━━ PROVIDED RECORDS
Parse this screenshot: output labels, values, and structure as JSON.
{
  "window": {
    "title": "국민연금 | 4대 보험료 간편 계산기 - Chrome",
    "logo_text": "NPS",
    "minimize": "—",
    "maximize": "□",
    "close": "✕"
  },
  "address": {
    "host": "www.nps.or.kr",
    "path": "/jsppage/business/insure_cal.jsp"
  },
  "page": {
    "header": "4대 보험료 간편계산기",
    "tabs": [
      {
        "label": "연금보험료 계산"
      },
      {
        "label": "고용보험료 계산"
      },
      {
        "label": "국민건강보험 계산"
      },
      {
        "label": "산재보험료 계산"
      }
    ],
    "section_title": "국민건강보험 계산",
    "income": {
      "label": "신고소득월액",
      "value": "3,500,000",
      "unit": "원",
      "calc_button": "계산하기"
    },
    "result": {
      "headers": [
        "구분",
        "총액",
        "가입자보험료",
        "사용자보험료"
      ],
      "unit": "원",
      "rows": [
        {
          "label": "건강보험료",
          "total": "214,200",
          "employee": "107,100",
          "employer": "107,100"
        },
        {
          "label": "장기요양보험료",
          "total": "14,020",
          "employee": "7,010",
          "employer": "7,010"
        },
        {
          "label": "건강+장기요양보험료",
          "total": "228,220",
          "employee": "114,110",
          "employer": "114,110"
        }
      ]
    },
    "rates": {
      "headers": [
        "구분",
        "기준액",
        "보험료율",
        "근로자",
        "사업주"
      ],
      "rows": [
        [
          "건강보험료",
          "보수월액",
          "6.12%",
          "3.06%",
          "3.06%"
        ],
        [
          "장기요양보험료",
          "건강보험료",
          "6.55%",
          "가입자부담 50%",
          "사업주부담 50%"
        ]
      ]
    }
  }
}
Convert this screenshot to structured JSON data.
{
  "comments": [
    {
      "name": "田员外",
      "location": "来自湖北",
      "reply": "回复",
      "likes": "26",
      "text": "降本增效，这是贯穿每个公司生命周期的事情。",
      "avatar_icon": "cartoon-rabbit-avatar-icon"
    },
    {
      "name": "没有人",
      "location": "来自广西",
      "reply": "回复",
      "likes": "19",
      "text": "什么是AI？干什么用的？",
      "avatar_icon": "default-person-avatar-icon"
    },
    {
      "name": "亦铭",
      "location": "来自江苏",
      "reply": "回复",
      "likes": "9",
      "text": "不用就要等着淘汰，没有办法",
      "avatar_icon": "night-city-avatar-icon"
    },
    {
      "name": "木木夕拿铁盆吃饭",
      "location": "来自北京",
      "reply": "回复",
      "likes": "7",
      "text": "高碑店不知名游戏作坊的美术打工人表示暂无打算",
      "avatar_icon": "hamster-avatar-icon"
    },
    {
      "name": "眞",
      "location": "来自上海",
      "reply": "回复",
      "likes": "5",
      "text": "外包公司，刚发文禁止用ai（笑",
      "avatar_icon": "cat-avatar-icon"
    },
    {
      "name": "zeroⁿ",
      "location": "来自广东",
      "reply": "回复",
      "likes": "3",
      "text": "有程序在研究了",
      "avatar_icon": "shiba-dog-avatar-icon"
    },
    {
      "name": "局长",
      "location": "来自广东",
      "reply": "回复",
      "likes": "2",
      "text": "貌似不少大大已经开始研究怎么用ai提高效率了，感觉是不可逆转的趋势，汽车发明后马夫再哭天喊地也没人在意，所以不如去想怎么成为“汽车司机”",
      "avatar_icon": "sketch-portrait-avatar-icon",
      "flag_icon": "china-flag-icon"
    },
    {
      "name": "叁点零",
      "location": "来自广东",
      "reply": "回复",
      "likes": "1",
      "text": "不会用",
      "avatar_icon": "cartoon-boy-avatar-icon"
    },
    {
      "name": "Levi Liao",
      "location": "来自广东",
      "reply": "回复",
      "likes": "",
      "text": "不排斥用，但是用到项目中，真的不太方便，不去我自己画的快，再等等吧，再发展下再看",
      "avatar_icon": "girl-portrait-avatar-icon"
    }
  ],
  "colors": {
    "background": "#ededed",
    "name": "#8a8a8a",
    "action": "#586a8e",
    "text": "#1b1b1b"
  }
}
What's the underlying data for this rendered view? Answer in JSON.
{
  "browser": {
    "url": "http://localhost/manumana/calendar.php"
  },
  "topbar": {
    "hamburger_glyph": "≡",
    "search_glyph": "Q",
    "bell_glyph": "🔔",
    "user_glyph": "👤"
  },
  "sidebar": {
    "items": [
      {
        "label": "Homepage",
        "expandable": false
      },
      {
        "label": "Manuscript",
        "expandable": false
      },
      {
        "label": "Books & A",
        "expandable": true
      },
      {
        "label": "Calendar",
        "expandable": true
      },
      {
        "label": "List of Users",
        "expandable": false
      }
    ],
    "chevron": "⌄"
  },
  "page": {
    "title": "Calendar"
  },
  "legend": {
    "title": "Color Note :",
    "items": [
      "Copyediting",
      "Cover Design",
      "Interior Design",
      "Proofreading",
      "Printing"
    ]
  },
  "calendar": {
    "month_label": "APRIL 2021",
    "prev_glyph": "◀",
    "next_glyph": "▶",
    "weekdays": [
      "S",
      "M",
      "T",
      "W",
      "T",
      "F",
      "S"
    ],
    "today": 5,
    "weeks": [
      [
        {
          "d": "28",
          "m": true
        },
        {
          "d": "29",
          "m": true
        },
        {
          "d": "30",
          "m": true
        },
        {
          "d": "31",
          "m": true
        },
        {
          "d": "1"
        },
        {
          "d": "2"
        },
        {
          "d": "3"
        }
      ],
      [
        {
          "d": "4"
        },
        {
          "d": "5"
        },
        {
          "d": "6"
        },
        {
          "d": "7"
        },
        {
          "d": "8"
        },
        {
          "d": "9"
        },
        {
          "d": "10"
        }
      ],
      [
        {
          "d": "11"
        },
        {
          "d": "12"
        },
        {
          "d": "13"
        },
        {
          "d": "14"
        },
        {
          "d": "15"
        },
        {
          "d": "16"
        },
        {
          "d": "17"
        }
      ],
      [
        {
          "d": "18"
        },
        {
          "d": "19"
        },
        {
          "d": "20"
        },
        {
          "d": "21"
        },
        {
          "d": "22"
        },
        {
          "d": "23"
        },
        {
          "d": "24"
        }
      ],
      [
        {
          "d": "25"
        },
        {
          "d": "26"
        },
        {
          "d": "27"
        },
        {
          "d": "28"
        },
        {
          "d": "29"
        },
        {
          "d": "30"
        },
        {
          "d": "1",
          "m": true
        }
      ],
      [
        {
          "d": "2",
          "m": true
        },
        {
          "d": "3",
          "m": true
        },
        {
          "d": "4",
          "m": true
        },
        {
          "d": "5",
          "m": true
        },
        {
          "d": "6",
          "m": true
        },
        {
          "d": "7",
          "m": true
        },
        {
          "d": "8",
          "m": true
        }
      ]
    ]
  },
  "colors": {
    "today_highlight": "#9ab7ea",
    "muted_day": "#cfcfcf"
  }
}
━━━━
**EXERCISE BRIEF**
Retype all of the data shown above, word for word.

**FINISHED EXERCISE**
Parse this screenshot: output labels, values, and structure as JSON.
{
  "window": {
    "title": "국민연금 | 4대 보험료 간편 계산기 - Chrome",
    "logo_text": "NPS",
    "minimize": "—",
    "maximize": "□",
    "close": "✕"
  },
  "address": {
    "host": "www.nps.or.kr",
    "path": "/jsppage/business/insure_cal.jsp"
  },
  "page": {
    "header": "4대 보험료 간편계산기",
    "tabs": [
      {
        "label": "연금보험료 계산"
      },
      {
        "label": "고용보험료 계산"
      },
      {
        "label": "국민건강보험 계산"
      },
      {
        "label": "산재보험료 계산"
      }
    ],
    "section_title": "국민건강보험 계산",
    "income": {
      "label": "신고소득월액",
      "value": "3,500,000",
      "unit": "원",
      "calc_button": "계산하기"
    },
    "result": {
      "headers": [
        "구분",
        "총액",
        "가입자보험료",
        "사용자보험료"
      ],
      "unit": "원",
      "rows": [
        {
          "label": "건강보험료",
          "total": "214,200",
          "employee": "107,100",
          "employer": "107,100"
        },
        {
          "label": "장기요양보험료",
          "total": "14,020",
          "employee": "7,010",
          "employer": "7,010"
        },
        {
          "label": "건강+장기요양보험료",
          "total": "228,220",
          "employee": "114,110",
          "employer": "114,110"
        }
      ]
    },
    "rates": {
      "headers": [
        "구분",
        "기준액",
        "보험료율",
        "근로자",
        "사업주"
      ],
      "rows": [
        [
          "건강보험료",
          "보수월액",
          "6.12%",
          "3.06%",
          "3.06%"
        ],
        [
          "장기요양보험료",
          "건강보험료",
          "6.55%",
          "가입자부담 50%",
          "사업주부담 50%"
        ]
      ]
    }
  }
}
Convert this screenshot to structured JSON data.
{
  "comments": [
    {
      "name": "田员外",
      "location": "来自湖北",
      "reply": "回复",
      "likes": "26",
      "text": "降本增效，这是贯穿每个公司生命周期的事情。",
      "avatar_icon": "cartoon-rabbit-avatar-icon"
    },
    {
      "name": "没有人",
      "location": "来自广西",
      "reply": "回复",
      "likes": "19",
      "text": "什么是AI？干什么用的？",
      "avatar_icon": "default-person-avatar-icon"
    },
    {
      "name": "亦铭",
      "location": "来自江苏",
      "reply": "回复",
      "likes": "9",
      "text": "不用就要等着淘汰，没有办法",
      "avatar_icon": "night-city-avatar-icon"
    },
    {
      "name": "木木夕拿铁盆吃饭",
      "location": "来自北京",
      "reply": "回复",
      "likes": "7",
      "text": "高碑店不知名游戏作坊的美术打工人表示暂无打算",
      "avatar_icon": "hamster-avatar-icon"
    },
    {
      "name": "眞",
      "location": "来自上海",
      "reply": "回复",
      "likes": "5",
      "text": "外包公司，刚发文禁止用ai（笑",
      "avatar_icon": "cat-avatar-icon"
    },
    {
      "name": "zeroⁿ",
      "location": "来自广东",
      "reply": "回复",
      "likes": "3",
      "text": "有程序在研究了",
      "avatar_icon": "shiba-dog-avatar-icon"
    },
    {
      "name": "局长",
      "location": "来自广东",
      "reply": "回复",
      "likes": "2",
      "text": "貌似不少大大已经开始研究怎么用ai提高效率了，感觉是不可逆转的趋势，汽车发明后马夫再哭天喊地也没人在意，所以不如去想怎么成为“汽车司机”",
      "avatar_icon": "sketch-portrait-avatar-icon",
      "flag_icon": "china-flag-icon"
    },
    {
      "name": "叁点零",
      "location": "来自广东",
      "reply": "回复",
      "likes": "1",
      "text": "不会用",
      "avatar_icon": "cartoon-boy-avatar-icon"
    },
    {
      "name": "Levi Liao",
      "location": "来自广东",
      "reply": "回复",
      "likes": "",
      "text": "不排斥用，但是用到项目中，真的不太方便，不去我自己画的快，再等等吧，再发展下再看",
      "avatar_icon": "girl-portrait-avatar-icon"
    }
  ],
  "colors": {
    "background": "#ededed",
    "name": "#8a8a8a",
    "action": "#586a8e",
    "text": "#1b1b1b"
  }
}
What's the underlying data for this rendered view? Answer in JSON.
{
  "browser": {
    "url": "http://localhost/manumana/calendar.php"
  },
  "topbar": {
    "hamburger_glyph": "≡",
    "search_glyph": "Q",
    "bell_glyph": "🔔",
    "user_glyph": "👤"
  },
  "sidebar": {
    "items": [
      {
        "label": "Homepage",
        "expandable": false
      },
      {
        "label": "Manuscript",
        "expandable": false
      },
      {
        "label": "Books & A",
        "expandable": true
      },
      {
        "label": "Calendar",
        "expandable": true
      },
      {
        "label": "List of Users",
        "expandable": false
      }
    ],
    "chevron": "⌄"
  },
  "page": {
    "title": "Calendar"
  },
  "legend": {
    "title": "Color Note :",
    "items": [
      "Copyediting",
      "Cover Design",
      "Interior Design",
      "Proofreading",
      "Printing"
    ]
  },
  "calendar": {
    "month_label": "APRIL 2021",
    "prev_glyph": "◀",
    "next_glyph": "▶",
    "weekdays": [
      "S",
      "M",
      "T",
      "W",
      "T",
      "F",
      "S"
    ],
    "today": 5,
    "weeks": [
      [
        {
          "d": "28",
          "m": true
        },
        {
          "d": "29",
          "m": true
        },
        {
          "d": "30",
          "m": true
        },
        {
          "d": "31",
          "m": true
        },
        {
          "d": "1"
        },
        {
          "d": "2"
        },
        {
          "d": "3"
        }
      ],
      [
        {
          "d": "4"
        },
        {
          "d": "5"
        },
        {
          "d": "6"
        },
        {
          "d": "7"
        },
        {
          "d": "8"
        },
        {
          "d": "9"
        },
        {
          "d": "10"
        }
      ],
      [
        {
          "d": "11"
        },
        {
          "d": "12"
        },
        {
          "d": "13"
        },
        {
          "d": "14"
        },
        {
          "d": "15"
        },
        {
          "d": "16"
        },
        {
          "d": "17"
        }
      ],
      [
        {
          "d": "18"
        },
        {
          "d": "19"
        },
        {
          "d": "20"
        },
        {
          "d": "21"
        },
        {
          "d": "22"
        },
        {
          "d": "23"
        },
        {
          "d": "24"
        }
      ],
      [
        {
          "d": "25"
        },
        {
          "d": "26"
        },
        {
          "d": "27"
        },
        {
          "d": "28"
        },
        {
          "d": "29"
        },
        {
          "d": "30"
        },
        {
          "d": "1",
          "m": true
        }
      ],
      [
        {
          "d": "2",
          "m": true
        },
        {
          "d": "3",
          "m": true
        },
        {
          "d": "4",
          "m": true
        },
        {
          "d": "5",
          "m": true
        },
        {
          "d": "6",
          "m": true
        },
        {
          "d": "7",
          "m": true
        },
        {
          "d": "8",
          "m": true
        }
      ]
    ]
  },
  "colors": {
    "today_highlight": "#9ab7ea",
    "muted_day": "#cfcfcf"
  }
}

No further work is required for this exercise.